Where a line holds the word "Mahnung", copy that line.

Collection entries

○ ○ ○

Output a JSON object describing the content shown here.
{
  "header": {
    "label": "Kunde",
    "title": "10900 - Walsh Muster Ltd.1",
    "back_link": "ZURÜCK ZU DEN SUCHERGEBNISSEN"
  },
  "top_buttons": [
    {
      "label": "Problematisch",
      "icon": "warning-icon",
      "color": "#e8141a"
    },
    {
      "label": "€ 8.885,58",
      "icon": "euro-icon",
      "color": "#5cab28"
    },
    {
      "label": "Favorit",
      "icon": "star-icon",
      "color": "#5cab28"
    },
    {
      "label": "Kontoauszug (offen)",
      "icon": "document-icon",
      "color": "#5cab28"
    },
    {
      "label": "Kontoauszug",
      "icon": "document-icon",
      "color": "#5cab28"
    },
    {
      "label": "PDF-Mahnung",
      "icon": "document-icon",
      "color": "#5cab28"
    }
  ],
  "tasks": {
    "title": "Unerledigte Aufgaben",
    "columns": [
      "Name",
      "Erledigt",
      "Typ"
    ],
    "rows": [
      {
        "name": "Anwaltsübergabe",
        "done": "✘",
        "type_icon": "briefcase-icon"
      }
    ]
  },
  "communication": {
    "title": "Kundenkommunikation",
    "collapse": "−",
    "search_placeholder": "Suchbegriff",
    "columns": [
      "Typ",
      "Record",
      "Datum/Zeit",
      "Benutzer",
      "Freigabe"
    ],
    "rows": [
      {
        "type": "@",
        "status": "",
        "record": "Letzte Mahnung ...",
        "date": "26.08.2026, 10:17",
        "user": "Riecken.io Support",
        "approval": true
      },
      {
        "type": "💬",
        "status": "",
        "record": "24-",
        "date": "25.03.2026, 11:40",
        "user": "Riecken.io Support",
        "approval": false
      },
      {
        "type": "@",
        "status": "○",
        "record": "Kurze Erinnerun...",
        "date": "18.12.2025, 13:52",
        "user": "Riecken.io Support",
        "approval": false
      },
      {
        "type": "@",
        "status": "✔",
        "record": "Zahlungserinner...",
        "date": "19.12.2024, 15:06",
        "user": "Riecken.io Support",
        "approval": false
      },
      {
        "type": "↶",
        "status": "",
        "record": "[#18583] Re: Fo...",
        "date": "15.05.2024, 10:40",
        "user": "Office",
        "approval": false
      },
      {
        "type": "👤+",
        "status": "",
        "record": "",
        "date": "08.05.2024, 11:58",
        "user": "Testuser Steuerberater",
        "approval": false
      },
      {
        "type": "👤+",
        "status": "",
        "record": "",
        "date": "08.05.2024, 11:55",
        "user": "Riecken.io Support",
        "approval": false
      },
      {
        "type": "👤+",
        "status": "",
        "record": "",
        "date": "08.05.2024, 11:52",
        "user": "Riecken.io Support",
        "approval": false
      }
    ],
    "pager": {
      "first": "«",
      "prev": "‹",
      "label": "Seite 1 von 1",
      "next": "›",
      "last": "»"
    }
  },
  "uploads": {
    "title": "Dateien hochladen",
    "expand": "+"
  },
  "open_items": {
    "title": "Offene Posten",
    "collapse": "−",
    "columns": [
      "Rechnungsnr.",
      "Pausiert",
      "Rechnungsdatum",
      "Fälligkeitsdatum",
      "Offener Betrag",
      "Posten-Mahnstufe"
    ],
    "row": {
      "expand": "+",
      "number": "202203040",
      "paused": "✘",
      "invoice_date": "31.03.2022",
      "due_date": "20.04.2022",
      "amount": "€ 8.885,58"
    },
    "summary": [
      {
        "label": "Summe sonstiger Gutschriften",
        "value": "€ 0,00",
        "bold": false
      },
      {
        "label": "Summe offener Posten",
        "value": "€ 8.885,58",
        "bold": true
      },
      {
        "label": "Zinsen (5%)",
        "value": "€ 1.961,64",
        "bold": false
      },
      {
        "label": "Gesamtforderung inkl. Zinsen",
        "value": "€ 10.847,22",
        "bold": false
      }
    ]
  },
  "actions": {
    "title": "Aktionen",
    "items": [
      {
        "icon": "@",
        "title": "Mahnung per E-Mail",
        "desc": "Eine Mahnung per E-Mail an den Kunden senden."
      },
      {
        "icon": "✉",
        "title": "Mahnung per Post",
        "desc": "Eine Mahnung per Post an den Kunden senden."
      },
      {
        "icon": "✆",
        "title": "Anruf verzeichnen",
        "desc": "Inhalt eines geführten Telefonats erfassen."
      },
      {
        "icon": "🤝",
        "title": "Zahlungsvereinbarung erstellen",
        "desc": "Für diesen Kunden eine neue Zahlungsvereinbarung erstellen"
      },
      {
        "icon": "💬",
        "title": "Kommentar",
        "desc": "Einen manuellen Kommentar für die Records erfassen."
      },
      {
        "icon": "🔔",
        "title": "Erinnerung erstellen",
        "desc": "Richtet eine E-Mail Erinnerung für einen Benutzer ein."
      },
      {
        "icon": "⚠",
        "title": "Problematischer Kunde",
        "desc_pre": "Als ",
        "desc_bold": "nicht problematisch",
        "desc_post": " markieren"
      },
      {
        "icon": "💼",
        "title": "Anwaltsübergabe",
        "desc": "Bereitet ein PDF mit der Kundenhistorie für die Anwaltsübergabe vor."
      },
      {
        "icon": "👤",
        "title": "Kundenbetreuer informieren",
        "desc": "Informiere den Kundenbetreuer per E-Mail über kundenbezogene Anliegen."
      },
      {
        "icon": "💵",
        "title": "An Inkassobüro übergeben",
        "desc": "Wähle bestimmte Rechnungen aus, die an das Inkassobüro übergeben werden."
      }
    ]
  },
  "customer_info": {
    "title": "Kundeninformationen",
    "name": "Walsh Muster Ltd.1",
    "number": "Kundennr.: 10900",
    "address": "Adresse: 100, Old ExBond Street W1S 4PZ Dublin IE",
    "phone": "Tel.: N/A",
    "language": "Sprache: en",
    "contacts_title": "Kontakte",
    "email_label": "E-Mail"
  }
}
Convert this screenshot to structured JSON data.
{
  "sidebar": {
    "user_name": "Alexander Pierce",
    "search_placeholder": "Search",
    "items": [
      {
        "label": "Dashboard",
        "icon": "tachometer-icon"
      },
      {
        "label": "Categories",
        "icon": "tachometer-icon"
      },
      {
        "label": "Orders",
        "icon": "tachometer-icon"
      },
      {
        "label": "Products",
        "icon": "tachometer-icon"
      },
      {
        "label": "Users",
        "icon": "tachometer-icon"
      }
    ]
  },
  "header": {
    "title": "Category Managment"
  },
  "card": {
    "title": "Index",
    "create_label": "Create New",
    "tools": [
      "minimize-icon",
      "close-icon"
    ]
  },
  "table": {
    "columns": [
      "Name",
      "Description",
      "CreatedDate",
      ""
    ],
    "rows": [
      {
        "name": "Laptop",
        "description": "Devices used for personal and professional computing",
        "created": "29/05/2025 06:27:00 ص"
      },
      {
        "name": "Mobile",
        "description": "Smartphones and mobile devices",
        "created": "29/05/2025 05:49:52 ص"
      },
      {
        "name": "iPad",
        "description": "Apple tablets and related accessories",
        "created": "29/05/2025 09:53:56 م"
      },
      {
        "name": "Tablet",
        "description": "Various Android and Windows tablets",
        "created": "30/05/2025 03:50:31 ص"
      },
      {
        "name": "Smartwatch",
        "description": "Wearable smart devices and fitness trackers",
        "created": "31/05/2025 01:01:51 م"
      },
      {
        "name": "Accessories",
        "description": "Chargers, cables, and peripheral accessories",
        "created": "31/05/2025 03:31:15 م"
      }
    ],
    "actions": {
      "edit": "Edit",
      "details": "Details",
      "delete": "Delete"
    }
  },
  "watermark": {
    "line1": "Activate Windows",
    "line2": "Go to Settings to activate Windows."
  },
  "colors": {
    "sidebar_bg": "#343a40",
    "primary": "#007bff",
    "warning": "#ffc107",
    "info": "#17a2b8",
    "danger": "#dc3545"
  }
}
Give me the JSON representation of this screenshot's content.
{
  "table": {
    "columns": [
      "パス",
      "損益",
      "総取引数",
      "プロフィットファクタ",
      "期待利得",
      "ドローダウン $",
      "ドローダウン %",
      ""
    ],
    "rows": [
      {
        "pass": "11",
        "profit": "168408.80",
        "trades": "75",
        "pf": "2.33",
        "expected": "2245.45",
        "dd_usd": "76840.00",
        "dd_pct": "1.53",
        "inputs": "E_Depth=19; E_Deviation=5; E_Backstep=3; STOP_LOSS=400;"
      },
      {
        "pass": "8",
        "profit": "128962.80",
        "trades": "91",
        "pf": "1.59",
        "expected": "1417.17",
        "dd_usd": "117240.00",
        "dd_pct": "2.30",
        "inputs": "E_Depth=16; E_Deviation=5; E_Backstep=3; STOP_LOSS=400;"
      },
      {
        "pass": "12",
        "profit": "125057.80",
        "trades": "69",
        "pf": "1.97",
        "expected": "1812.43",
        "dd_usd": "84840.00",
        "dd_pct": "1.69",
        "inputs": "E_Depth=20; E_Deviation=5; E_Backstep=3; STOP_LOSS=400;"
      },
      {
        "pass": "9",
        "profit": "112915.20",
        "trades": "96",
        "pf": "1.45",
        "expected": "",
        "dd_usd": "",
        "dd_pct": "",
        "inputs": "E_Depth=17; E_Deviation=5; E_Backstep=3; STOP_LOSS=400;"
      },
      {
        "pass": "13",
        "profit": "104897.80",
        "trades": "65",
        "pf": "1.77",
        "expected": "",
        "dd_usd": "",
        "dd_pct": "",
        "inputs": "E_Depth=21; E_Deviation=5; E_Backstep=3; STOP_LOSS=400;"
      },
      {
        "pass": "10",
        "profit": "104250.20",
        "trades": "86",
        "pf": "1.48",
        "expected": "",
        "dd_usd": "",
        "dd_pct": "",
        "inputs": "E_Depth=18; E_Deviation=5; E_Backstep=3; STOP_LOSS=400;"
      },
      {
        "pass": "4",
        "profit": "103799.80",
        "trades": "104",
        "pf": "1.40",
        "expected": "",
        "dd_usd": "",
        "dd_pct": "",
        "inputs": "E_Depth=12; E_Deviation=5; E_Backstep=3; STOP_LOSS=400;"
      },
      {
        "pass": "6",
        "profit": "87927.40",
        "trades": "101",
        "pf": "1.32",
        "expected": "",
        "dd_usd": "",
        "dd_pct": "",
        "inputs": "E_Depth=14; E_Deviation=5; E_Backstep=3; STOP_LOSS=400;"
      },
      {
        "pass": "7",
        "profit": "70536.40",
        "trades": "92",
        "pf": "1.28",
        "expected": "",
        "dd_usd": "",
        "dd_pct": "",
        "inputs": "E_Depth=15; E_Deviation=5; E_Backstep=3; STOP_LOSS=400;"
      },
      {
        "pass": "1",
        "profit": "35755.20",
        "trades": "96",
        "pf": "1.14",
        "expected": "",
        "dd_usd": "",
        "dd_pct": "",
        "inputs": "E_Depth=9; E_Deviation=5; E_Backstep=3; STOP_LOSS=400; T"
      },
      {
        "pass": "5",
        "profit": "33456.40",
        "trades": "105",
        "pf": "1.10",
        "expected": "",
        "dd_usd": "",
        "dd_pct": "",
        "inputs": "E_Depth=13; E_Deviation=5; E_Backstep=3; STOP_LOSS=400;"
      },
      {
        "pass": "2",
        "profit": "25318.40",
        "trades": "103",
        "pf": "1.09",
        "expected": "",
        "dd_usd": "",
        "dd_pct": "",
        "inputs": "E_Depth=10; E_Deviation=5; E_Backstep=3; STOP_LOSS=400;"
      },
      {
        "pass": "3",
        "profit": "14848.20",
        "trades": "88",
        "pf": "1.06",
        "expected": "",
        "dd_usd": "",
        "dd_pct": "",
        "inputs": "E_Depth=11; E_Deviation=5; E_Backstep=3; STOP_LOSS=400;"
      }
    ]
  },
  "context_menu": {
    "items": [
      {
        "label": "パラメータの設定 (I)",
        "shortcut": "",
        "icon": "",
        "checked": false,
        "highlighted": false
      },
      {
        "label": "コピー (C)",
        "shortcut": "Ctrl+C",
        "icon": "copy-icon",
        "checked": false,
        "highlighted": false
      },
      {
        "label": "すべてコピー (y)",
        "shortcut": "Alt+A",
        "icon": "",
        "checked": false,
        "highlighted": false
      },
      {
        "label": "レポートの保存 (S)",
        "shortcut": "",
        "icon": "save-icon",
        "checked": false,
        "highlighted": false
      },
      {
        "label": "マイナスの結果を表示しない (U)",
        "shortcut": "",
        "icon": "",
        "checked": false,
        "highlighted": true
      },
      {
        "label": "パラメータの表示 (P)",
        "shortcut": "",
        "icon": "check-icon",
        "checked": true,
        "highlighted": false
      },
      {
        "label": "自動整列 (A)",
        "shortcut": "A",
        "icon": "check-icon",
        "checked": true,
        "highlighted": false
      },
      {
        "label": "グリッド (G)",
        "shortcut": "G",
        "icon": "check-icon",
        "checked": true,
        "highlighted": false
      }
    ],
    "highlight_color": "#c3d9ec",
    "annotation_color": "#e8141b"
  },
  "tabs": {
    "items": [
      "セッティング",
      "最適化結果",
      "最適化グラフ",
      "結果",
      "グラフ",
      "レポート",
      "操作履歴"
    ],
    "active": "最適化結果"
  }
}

○ ○ ○

> Answer for the task
      "label": "PDF-Mahnung",
        "record": "Letzte Mahnung ...",
        "title": "Mahnung per E-Mail",
        "desc": "Eine Mahnung per E-Mail an den Kunden senden."
        "title": "Mahnung per Post",
        "desc": "Eine Mahnung per Post an den Kunden senden."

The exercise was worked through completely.